**Source document**
***
FLOW REGULATION OF VASCULAR TONE - ITS SENSITIVITY TO CHANGES IN SODIUM AND CALCIUM

Our hypothesis is that flow-through hydraulic drag or shear stresses the extracellular elements in the vascular wall. When the endothelium is intact, this results in the release of endothelium-derived relaxing factor and other substances, eg, prostanoids, from the endothelium. As in some reports, after inhibition of nitric oxide synthase, flow effects are still observed although diminished; the shear effect is extended mechanically to the subendothelial tissues. Shear causes conformational changes in the glycosaminoglycans by extending them from a randomly coiled aggregated state to a more elongated condition along the line of flow. This elongation and the consequent exposure of an increased number of cationic binding sites on the glycosaminoglycans lead to changes in sodium binding. The extent of the conformational change is influenced by the concentration of calcium, an ion that not only competes with sodium at specific binding sites but possibly cross-links the polysaccharide chains of the protein saccharide complex. These complex interactions might account for the cooperative, nonantagonistic interaction of sodium and calcium over the physiological concentration range. Sodium binding is influenced by changes in external sodium concentration, and this presumably accounts for the sodium sensitivity of the flow response. Although glycosaminoglycans are possibly the most studied in this regard, they are not the only candidates. Other extracellular proteins, either in conjunction with glycosaminoglycans or independently, might be involved. By mechanisms not yet identified, these changes are signaled to the cell. We have proposed that in part, at any rate, this may be related to the sodium concentration gradient.
***
**Data**
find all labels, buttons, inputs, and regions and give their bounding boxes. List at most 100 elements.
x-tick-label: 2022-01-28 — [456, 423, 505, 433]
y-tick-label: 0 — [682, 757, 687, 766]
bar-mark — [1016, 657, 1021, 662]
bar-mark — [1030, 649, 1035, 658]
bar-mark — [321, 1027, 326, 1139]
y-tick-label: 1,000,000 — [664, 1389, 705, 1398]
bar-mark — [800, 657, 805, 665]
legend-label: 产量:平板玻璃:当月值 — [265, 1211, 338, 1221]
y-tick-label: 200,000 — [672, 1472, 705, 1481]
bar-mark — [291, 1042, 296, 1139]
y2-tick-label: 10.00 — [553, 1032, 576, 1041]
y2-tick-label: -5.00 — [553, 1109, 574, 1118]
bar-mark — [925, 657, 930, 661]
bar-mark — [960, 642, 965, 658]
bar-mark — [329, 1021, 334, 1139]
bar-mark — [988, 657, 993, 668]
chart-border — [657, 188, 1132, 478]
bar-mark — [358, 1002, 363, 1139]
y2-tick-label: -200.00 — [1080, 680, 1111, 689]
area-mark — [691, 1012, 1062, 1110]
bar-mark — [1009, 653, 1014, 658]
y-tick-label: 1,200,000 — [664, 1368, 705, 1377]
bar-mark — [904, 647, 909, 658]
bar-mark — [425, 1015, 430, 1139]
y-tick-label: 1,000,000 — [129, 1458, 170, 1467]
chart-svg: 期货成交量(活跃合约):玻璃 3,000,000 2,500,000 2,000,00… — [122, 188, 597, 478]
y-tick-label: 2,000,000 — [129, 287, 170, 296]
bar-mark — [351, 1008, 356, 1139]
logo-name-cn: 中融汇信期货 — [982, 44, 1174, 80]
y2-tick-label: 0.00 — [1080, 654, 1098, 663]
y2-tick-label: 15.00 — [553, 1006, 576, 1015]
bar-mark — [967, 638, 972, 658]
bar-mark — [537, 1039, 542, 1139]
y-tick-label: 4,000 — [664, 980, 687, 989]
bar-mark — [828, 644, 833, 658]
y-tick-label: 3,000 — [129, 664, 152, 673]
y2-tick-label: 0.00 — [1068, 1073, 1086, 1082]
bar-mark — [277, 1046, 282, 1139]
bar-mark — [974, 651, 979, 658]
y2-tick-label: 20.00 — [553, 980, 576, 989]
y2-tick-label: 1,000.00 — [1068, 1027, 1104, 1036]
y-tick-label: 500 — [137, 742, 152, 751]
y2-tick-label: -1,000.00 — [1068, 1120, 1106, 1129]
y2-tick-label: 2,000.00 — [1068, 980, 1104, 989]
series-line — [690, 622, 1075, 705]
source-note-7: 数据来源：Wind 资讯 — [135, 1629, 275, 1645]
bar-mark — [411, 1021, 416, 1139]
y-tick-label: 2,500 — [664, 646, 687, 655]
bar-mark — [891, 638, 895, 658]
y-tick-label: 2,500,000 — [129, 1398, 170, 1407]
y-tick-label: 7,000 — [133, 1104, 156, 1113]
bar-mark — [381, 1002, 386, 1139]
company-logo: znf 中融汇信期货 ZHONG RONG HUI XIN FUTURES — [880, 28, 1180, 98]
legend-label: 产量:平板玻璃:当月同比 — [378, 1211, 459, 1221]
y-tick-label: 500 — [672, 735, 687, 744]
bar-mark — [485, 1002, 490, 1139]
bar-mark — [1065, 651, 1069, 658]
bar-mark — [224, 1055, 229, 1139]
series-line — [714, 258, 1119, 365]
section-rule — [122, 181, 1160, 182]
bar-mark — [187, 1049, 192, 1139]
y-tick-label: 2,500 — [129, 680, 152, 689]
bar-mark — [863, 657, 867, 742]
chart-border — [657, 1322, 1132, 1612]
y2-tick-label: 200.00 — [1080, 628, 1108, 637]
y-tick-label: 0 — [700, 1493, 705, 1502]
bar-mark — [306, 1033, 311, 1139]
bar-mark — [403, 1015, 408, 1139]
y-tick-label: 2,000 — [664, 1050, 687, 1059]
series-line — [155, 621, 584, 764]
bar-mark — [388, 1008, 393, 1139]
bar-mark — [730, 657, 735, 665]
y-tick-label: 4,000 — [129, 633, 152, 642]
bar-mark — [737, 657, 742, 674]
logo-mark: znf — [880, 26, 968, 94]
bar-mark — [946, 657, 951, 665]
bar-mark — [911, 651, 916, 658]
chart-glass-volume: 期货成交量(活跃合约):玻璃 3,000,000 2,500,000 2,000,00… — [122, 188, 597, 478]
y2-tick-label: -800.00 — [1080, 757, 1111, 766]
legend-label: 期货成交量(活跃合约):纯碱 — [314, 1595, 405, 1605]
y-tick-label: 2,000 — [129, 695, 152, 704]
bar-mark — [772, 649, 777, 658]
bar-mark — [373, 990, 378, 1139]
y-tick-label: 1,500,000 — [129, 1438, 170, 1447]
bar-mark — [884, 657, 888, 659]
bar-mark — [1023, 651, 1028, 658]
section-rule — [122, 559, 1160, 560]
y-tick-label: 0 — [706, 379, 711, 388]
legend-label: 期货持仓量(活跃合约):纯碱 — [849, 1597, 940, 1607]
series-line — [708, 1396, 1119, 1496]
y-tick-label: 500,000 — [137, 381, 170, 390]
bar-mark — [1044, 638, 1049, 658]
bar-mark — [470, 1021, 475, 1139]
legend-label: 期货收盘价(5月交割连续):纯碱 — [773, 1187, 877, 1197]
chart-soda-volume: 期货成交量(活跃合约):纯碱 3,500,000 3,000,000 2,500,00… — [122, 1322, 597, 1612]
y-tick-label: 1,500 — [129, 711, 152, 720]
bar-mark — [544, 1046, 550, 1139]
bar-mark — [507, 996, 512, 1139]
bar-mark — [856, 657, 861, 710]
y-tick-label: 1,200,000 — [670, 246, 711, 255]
***
**Exercise**
From the passage on flow regulation of vascular tone, list every role or effect the text attributes to calcium.

**Problem solution**
- Calcium influences the extent of the conformational change in the glycosaminoglycans.
- Calcium competes with sodium at specific binding sites.
- Calcium possibly cross-links the polysaccharide chains of the protein saccharide complex.